[Collected data]
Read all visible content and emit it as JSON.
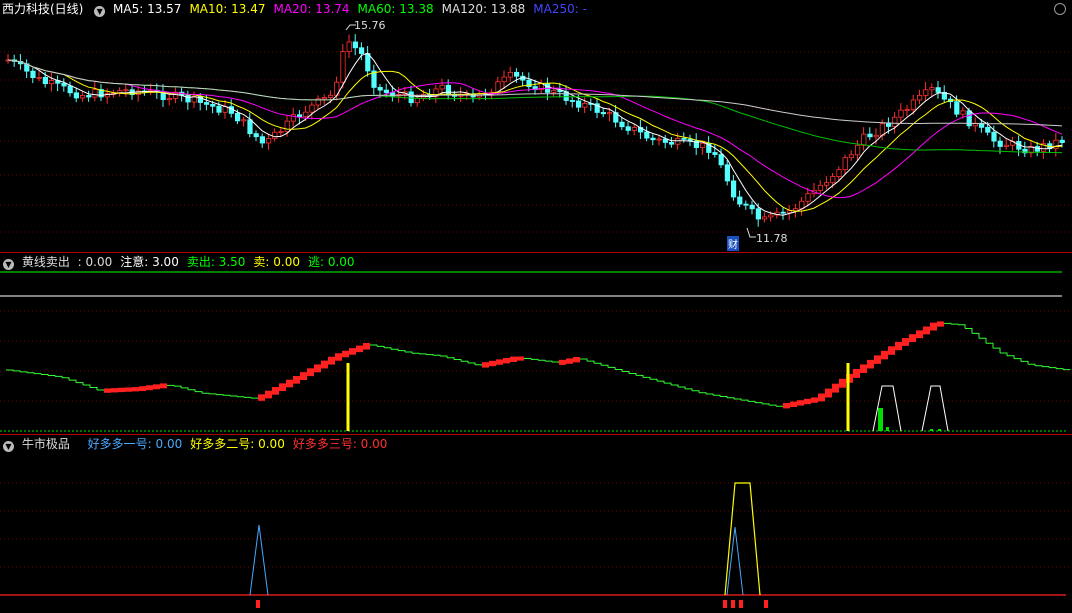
{
  "main": {
    "title": "西力科技(日线)",
    "ma": [
      {
        "label": "MA5: 13.57",
        "color": "#ffffff"
      },
      {
        "label": "MA10: 13.47",
        "color": "#ffff00"
      },
      {
        "label": "MA20: 13.74",
        "color": "#ff00ff"
      },
      {
        "label": "MA60: 13.38",
        "color": "#00ff00"
      },
      {
        "label": "MA120: 13.88",
        "color": "#dddddd"
      },
      {
        "label": "MA250: -",
        "color": "#4444ff"
      }
    ],
    "high_label": "15.76",
    "low_label": "11.78",
    "badge": "财",
    "colors": {
      "up": "#ff3030",
      "down": "#54ffff"
    }
  },
  "ind1": {
    "name": "黄线卖出",
    "values": [
      {
        "label": ": 0.00",
        "color": "#dddddd"
      },
      {
        "label": "注意: 3.00",
        "color": "#ffffff"
      },
      {
        "label": "卖出: 3.50",
        "color": "#00ff00"
      },
      {
        "label": "卖: 0.00",
        "color": "#ffff00"
      },
      {
        "label": "逃: 0.00",
        "color": "#00ff00"
      }
    ]
  },
  "ind2": {
    "name": "牛市极品",
    "values": [
      {
        "label": "好多多一号: 0.00",
        "color": "#4aa8ff"
      },
      {
        "label": "好多多二号: 0.00",
        "color": "#ffff00"
      },
      {
        "label": "好多多三号: 0.00",
        "color": "#ff3030"
      }
    ]
  }
}
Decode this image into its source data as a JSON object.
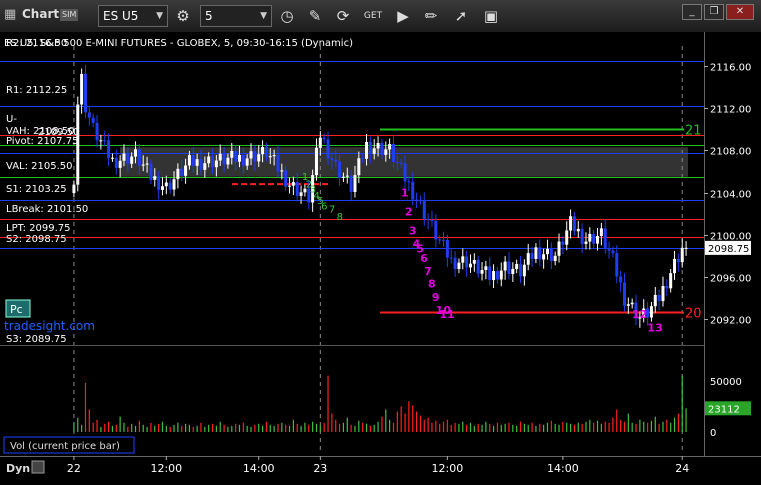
{
  "toolbar": {
    "window_title": "Chart",
    "sim_badge": "SIM",
    "symbol": "ES U5",
    "interval": "5",
    "icons": [
      "chart-icon",
      "settings-gear-icon",
      "clock-icon",
      "pencil-draw-icon",
      "refresh-icon",
      "get-data-icon",
      "play-icon",
      "ruler-icon",
      "export-icon",
      "window-menu-icon",
      "minimize-icon",
      "restore-icon",
      "close-icon"
    ]
  },
  "chart_header": {
    "title": "ES U5, S&P 500 E-MINI FUTURES - GLOBEX, 5, 09:30-16:15 (Dynamic)"
  },
  "left_panel": {
    "pc_button": "Pc",
    "watermark": "tradesight.com",
    "volume_label": "Vol (current price bar)",
    "dyn_label": "Dyn"
  },
  "colors": {
    "up_bar": "#ffffff",
    "down_bar": "#1f3df2",
    "pivot_line": "#1f3df2",
    "resistance_line": "#ff2020",
    "vah_line": "#20c020",
    "countdown_sell": "#e000e0",
    "countdown_buy": "#40c040",
    "volume_up": "#40c040",
    "volume_down": "#ff2020"
  },
  "chart_data": [
    {
      "type": "candlestick",
      "title": "ES U5, S&P 500 E-MINI FUTURES - GLOBEX, 5, 09:30-16:15 (Dynamic)",
      "x_tick_labels": [
        "22",
        "12:00",
        "14:00",
        "23",
        "12:00",
        "14:00",
        "24"
      ],
      "y_ticks": [
        2092.0,
        2096.0,
        2100.0,
        2104.0,
        2108.0,
        2112.0,
        2116.0
      ],
      "ylim": [
        2090.2,
        2117.9
      ],
      "last_price": "2098.75",
      "price_path": [
        [
          0,
          2105.5
        ],
        [
          1,
          2112.5
        ],
        [
          2,
          2114.8
        ],
        [
          3,
          2112.2
        ],
        [
          5,
          2110.0
        ],
        [
          10,
          2107.0
        ],
        [
          16,
          2107.5
        ],
        [
          20,
          2105.5
        ],
        [
          24,
          2104.5
        ],
        [
          30,
          2106.8
        ],
        [
          36,
          2107.0
        ],
        [
          44,
          2107.3
        ],
        [
          50,
          2107.8
        ],
        [
          56,
          2104.8
        ],
        [
          61,
          2103.5
        ],
        [
          64,
          2109.5
        ],
        [
          68,
          2106.5
        ],
        [
          72,
          2104.5
        ],
        [
          76,
          2108.5
        ],
        [
          82,
          2108.0
        ],
        [
          85,
          2106.0
        ],
        [
          90,
          2102.8
        ],
        [
          94,
          2100.0
        ],
        [
          98,
          2097.5
        ],
        [
          102,
          2097.5
        ],
        [
          108,
          2096.0
        ],
        [
          112,
          2097.0
        ],
        [
          116,
          2096.5
        ],
        [
          120,
          2098.5
        ],
        [
          125,
          2098.0
        ],
        [
          129,
          2101.0
        ],
        [
          133,
          2099.5
        ],
        [
          137,
          2100.0
        ],
        [
          140,
          2097.5
        ],
        [
          143,
          2094.0
        ],
        [
          147,
          2092.2
        ],
        [
          149,
          2092.6
        ],
        [
          152,
          2094.0
        ],
        [
          155,
          2096.5
        ],
        [
          158,
          2098.75
        ]
      ],
      "levels": [
        {
          "label": "R2: 2116.50",
          "value": 2116.5,
          "color": "#1f3df2"
        },
        {
          "label": "R1: 2112.25",
          "value": 2112.25,
          "color": "#1f3df2"
        },
        {
          "label": "U-",
          "value": 2109.5,
          "color": "#ff2020"
        },
        {
          "label": "2109.50",
          "value": 2109.5,
          "color": "#ff2020"
        },
        {
          "label": "VAH: 2108.50",
          "value": 2108.5,
          "color": "#20c020"
        },
        {
          "label": "Pivot: 2107.75",
          "value": 2107.75,
          "color": "#1f3df2"
        },
        {
          "label": "VAL: 2105.50",
          "value": 2105.5,
          "color": "#20c020"
        },
        {
          "label": "S1: 2103.25",
          "value": 2103.25,
          "color": "#1f3df2"
        },
        {
          "label": "LBreak: 2101.50",
          "value": 2101.5,
          "color": "#ff2020"
        },
        {
          "label": "LPT: 2099.75",
          "value": 2099.75,
          "color": "#ff2020"
        },
        {
          "label": "S2: 2098.75",
          "value": 2098.75,
          "color": "#1f3df2"
        },
        {
          "label": "S3: 2089.75",
          "value": 2089.75,
          "color": "#1f3df2"
        }
      ],
      "right_markers": [
        {
          "label": "21",
          "value": 2110.0,
          "color": "#20c020"
        },
        {
          "label": "20",
          "value": 2092.7,
          "color": "#ff2020"
        }
      ],
      "sell_countdown": {
        "color": "#e000e0",
        "labels": [
          "1",
          "2",
          "3",
          "4",
          "5",
          "6",
          "7",
          "8",
          "9",
          "10",
          "11",
          "12",
          "13"
        ],
        "positions": [
          [
            86,
            2103.6
          ],
          [
            87,
            2101.8
          ],
          [
            88,
            2100.0
          ],
          [
            89,
            2098.8
          ],
          [
            90,
            2098.3
          ],
          [
            91,
            2097.4
          ],
          [
            92,
            2096.2
          ],
          [
            93,
            2095.0
          ],
          [
            94,
            2093.7
          ],
          [
            95,
            2092.5
          ],
          [
            96,
            2092.1
          ],
          [
            146,
            2092.1
          ],
          [
            150,
            2090.8
          ]
        ]
      },
      "buy_setup": {
        "color": "#40c040",
        "labels": [
          "1",
          "2",
          "3",
          "4",
          "5",
          "6",
          "7",
          "8"
        ],
        "positions": [
          [
            60,
            2105.2
          ],
          [
            61,
            2104.5
          ],
          [
            62,
            2104.0
          ],
          [
            63,
            2103.4
          ],
          [
            64,
            2102.9
          ],
          [
            65,
            2102.4
          ],
          [
            67,
            2102.1
          ],
          [
            69,
            2101.4
          ]
        ]
      },
      "volume": {
        "y_ticks": [
          "50000",
          "0"
        ],
        "ylim": [
          0,
          80000
        ],
        "last_value": "23112",
        "values": [
          9000,
          14000,
          7000,
          48000,
          22000,
          9000,
          12000,
          5000,
          8000,
          10000,
          6000,
          7000,
          15000,
          9000,
          5000,
          8000,
          6000,
          11000,
          7000,
          5000,
          9000,
          6000,
          8000,
          10000,
          6000,
          5000,
          7000,
          9000,
          6000,
          8000,
          7000,
          5000,
          6000,
          9000,
          5000,
          7000,
          8000,
          6000,
          10000,
          7000,
          5000,
          6000,
          8000,
          7000,
          9000,
          6000,
          5000,
          7000,
          8000,
          6000,
          10000,
          7000,
          6000,
          8000,
          9000,
          7000,
          6000,
          12000,
          8000,
          6000,
          9000,
          7000,
          10000,
          8000,
          7000,
          9000,
          55000,
          18000,
          12000,
          8000,
          9000,
          14000,
          7000,
          6000,
          11000,
          9000,
          8000,
          6000,
          7000,
          10000,
          15000,
          22000,
          12000,
          9000,
          20000,
          25000,
          18000,
          30000,
          26000,
          20000,
          16000,
          12000,
          14000,
          9000,
          11000,
          8000,
          10000,
          12000,
          7000,
          9000,
          8000,
          10000,
          7000,
          9000,
          6000,
          8000,
          7000,
          10000,
          8000,
          6000,
          9000,
          7000,
          8000,
          9000,
          7000,
          6000,
          10000,
          8000,
          7000,
          9000,
          6000,
          8000,
          7000,
          9000,
          11000,
          8000,
          7000,
          10000,
          9000,
          8000,
          7000,
          9000,
          8000,
          10000,
          12000,
          9000,
          11000,
          8000,
          10000,
          9000,
          14000,
          22000,
          12000,
          10000,
          18000,
          9000,
          8000,
          12000,
          10000,
          9000,
          11000,
          15000,
          8000,
          10000,
          12000,
          9000,
          14000,
          18000,
          55000,
          23112
        ]
      }
    }
  ]
}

▶ _What you will do_: Scan the listing above for the word "GLOBEX" and copy every line that holds it.

▶ _Task answer_:
    "title": "ES U5, S&P 500 E-MINI FUTURES - GLOBEX, 5, 09:30-16:15 (Dynamic)"
      "title": "ES U5, S&P 500 E-MINI FUTURES - GLOBEX, 5, 09:30-16:15 (Dynamic)",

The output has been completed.